:: Task prompt ::
Exclude the pictures and reproduce the remaining data exactly as written.

:: Excerpted records ::
────────────────────────────────────────

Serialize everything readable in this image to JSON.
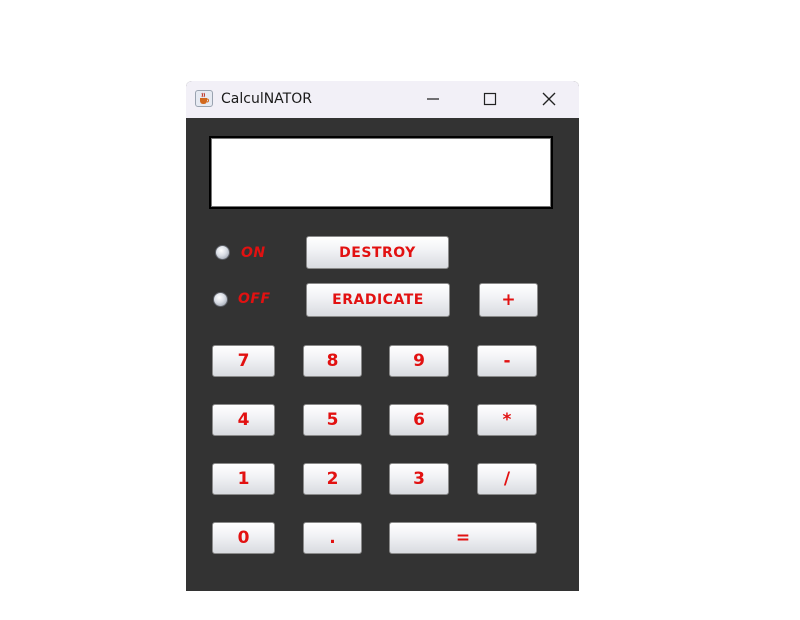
{
  "window": {
    "title": "CalculNATOR",
    "icon": "java-cup-icon",
    "controls": {
      "minimize": "minimize-icon",
      "maximize": "maximize-icon",
      "close": "close-icon"
    }
  },
  "display": {
    "value": ""
  },
  "power": {
    "on_label": "ON",
    "off_label": "OFF",
    "selected": "none"
  },
  "actions": {
    "destroy": "DESTROY",
    "eradicate": "ERADICATE"
  },
  "keys": {
    "plus": "+",
    "minus": "-",
    "multiply": "*",
    "divide": "/",
    "equals": "=",
    "dot": ".",
    "d0": "0",
    "d1": "1",
    "d2": "2",
    "d3": "3",
    "d4": "4",
    "d5": "5",
    "d6": "6",
    "d7": "7",
    "d8": "8",
    "d9": "9"
  },
  "colors": {
    "body": "#333333",
    "label_red": "#e21111",
    "titlebar": "#f2f0f7"
  }
}
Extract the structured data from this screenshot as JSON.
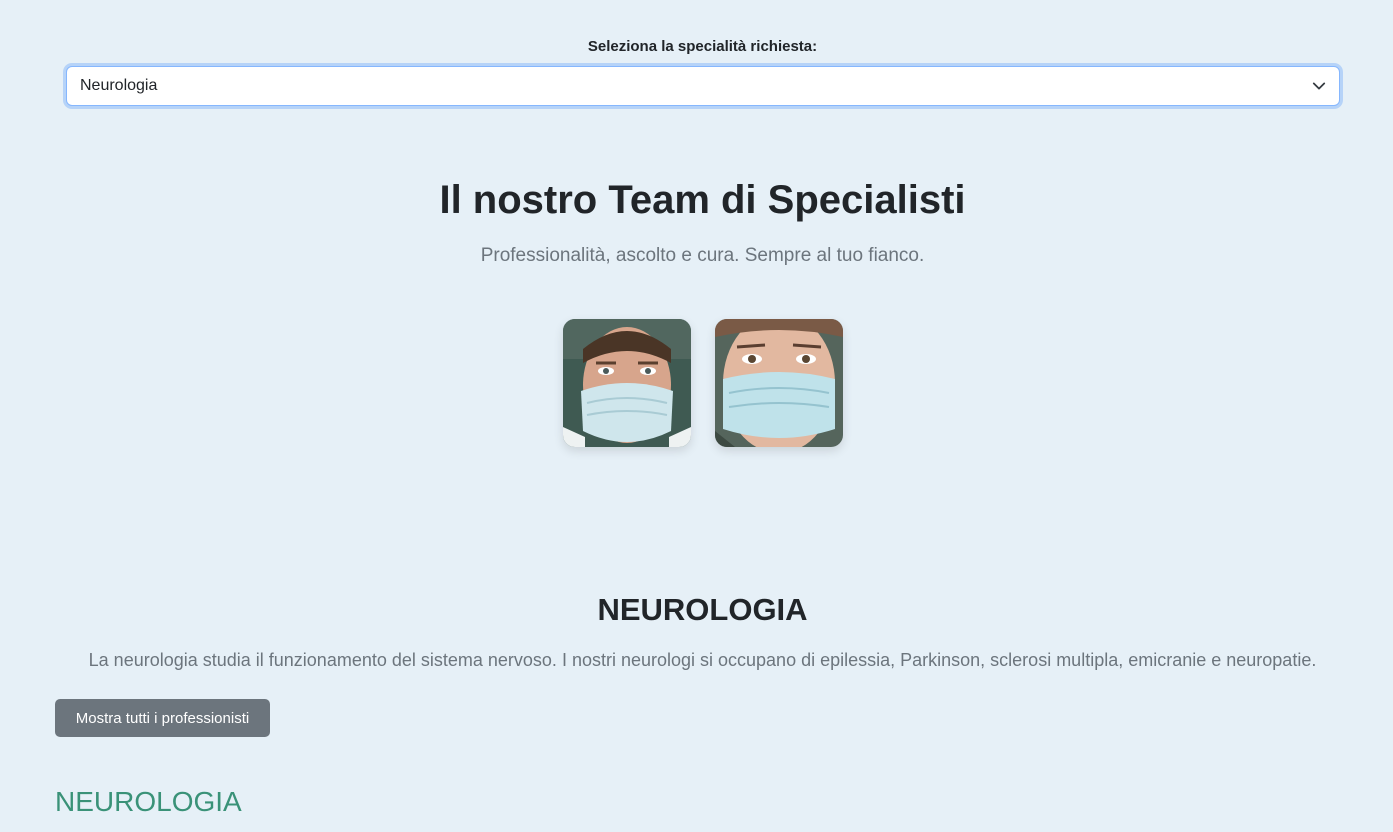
{
  "selector": {
    "label": "Seleziona la specialità richiesta:",
    "selected": "Neurologia"
  },
  "hero": {
    "title": "Il nostro Team di Specialisti",
    "subtitle": "Professionalità, ascolto e cura. Sempre al tuo fianco."
  },
  "team": {
    "members": [
      {
        "photo": "male-doctor-with-mask"
      },
      {
        "photo": "female-doctor-with-mask"
      }
    ]
  },
  "section": {
    "title": "NEUROLOGIA",
    "description": "La neurologia studia il funzionamento del sistema nervoso. I nostri neurologi si occupano di epilessia, Parkinson, sclerosi multipla, emicranie e neuropatie.",
    "button_label": "Mostra tutti i professionisti",
    "category_heading": "NEUROLOGIA"
  },
  "colors": {
    "background": "#e6f0f7",
    "button": "#6c757d",
    "category_accent": "#3a9278",
    "focus_border": "#86b7fe"
  }
}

────────────────────────────────────────

:: Written solution ::
Serialize everything readable in this image to JSON.
{
  "window": {
    "title": "CalculNATOR",
    "icon": "java-cup-icon",
    "controls": {
      "minimize": "minimize-icon",
      "maximize": "maximize-icon",
      "close": "close-icon"
    }
  },
  "display": {
    "value": ""
  },
  "power": {
    "on_label": "ON",
    "off_label": "OFF",
    "selected": "none"
  },
  "actions": {
    "destroy": "DESTROY",
    "eradicate": "ERADICATE"
  },
  "keys": {
    "plus": "+",
    "minus": "-",
    "multiply": "*",
    "divide": "/",
    "equals": "=",
    "dot": ".",
    "d0": "0",
    "d1": "1",
    "d2": "2",
    "d3": "3",
    "d4": "4",
    "d5": "5",
    "d6": "6",
    "d7": "7",
    "d8": "8",
    "d9": "9"
  },
  "colors": {
    "body": "#333333",
    "label_red": "#e21111",
    "titlebar": "#f2f0f7"
  }
}
Extract the structured data from this screenshot as JSON.
{
  "selector": {
    "label": "Seleziona la specialità richiesta:",
    "selected": "Neurologia"
  },
  "hero": {
    "title": "Il nostro Team di Specialisti",
    "subtitle": "Professionalità, ascolto e cura. Sempre al tuo fianco."
  },
  "team": {
    "members": [
      {
        "photo": "male-doctor-with-mask"
      },
      {
        "photo": "female-doctor-with-mask"
      }
    ]
  },
  "section": {
    "title": "NEUROLOGIA",
    "description": "La neurologia studia il funzionamento del sistema nervoso. I nostri neurologi si occupano di epilessia, Parkinson, sclerosi multipla, emicranie e neuropatie.",
    "button_label": "Mostra tutti i professionisti",
    "category_heading": "NEUROLOGIA"
  },
  "colors": {
    "background": "#e6f0f7",
    "button": "#6c757d",
    "category_accent": "#3a9278",
    "focus_border": "#86b7fe"
  }
}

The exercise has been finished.